How many lines of the records hold the string "JSON"? Reply with the number alone.

□ □ □ □

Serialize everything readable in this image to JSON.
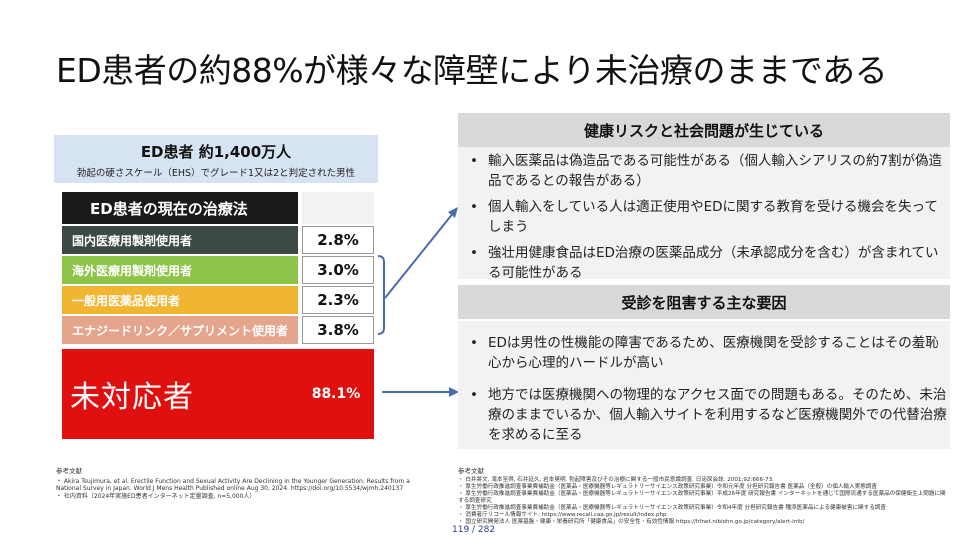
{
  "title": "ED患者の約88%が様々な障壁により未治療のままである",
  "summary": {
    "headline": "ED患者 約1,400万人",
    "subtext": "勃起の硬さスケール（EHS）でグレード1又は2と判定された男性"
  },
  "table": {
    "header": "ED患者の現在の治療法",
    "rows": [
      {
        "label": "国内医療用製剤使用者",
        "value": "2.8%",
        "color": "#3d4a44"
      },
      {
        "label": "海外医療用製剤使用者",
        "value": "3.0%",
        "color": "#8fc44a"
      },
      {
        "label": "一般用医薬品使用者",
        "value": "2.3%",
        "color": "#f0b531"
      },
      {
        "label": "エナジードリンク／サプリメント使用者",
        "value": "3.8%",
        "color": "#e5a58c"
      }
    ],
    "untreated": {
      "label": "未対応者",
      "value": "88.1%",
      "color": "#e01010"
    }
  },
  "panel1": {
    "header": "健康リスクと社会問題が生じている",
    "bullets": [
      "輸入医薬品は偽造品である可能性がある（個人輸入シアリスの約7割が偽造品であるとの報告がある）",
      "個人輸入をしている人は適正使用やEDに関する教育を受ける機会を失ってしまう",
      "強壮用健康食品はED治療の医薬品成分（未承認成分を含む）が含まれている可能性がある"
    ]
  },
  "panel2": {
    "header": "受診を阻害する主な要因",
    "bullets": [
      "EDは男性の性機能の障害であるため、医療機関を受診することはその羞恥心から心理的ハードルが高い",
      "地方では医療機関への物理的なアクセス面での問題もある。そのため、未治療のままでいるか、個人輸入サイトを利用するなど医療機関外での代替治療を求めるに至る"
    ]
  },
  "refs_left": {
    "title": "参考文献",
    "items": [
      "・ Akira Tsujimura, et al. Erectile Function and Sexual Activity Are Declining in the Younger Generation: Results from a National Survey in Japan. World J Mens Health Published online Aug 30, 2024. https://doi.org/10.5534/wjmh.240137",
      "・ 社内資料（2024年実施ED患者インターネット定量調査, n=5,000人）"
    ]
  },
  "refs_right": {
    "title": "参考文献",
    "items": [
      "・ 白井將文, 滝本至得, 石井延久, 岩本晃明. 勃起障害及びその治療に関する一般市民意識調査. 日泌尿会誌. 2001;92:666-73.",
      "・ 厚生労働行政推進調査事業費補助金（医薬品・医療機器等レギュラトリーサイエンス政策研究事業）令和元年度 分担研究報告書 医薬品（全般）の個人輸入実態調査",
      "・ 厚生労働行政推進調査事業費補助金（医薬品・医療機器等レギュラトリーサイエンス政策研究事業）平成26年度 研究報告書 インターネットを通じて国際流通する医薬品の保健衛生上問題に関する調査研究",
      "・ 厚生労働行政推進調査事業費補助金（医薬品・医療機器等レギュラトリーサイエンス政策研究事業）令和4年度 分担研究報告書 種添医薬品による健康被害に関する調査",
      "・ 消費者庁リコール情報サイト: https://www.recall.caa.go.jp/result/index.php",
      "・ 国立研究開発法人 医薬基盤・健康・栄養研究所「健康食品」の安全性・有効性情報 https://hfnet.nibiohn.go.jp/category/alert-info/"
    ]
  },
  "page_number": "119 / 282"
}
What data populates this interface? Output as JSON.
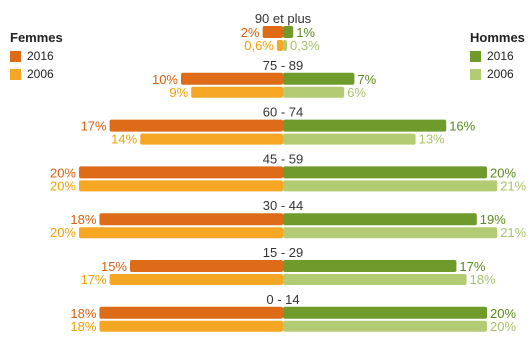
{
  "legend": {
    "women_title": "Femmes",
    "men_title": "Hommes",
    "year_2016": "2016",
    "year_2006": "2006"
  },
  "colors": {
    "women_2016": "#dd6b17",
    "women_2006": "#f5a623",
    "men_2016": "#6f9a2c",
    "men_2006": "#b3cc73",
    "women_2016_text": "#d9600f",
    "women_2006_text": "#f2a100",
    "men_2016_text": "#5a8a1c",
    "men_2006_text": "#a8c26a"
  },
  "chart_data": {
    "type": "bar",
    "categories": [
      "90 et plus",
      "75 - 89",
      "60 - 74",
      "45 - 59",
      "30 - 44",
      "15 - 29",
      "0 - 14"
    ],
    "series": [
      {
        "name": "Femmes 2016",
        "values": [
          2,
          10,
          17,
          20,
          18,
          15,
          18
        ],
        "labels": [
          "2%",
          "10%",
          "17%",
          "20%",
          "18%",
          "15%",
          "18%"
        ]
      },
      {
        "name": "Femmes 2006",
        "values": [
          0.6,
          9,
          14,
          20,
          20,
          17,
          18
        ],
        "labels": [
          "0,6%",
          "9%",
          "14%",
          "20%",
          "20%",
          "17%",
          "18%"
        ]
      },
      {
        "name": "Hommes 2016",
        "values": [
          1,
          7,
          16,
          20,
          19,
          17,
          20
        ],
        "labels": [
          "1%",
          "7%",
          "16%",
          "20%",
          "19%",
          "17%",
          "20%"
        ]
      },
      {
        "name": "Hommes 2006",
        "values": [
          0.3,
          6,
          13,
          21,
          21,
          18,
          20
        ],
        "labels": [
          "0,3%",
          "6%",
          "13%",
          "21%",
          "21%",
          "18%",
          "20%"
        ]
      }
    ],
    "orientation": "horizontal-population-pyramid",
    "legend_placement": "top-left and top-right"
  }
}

□ □ □ □

The response: 2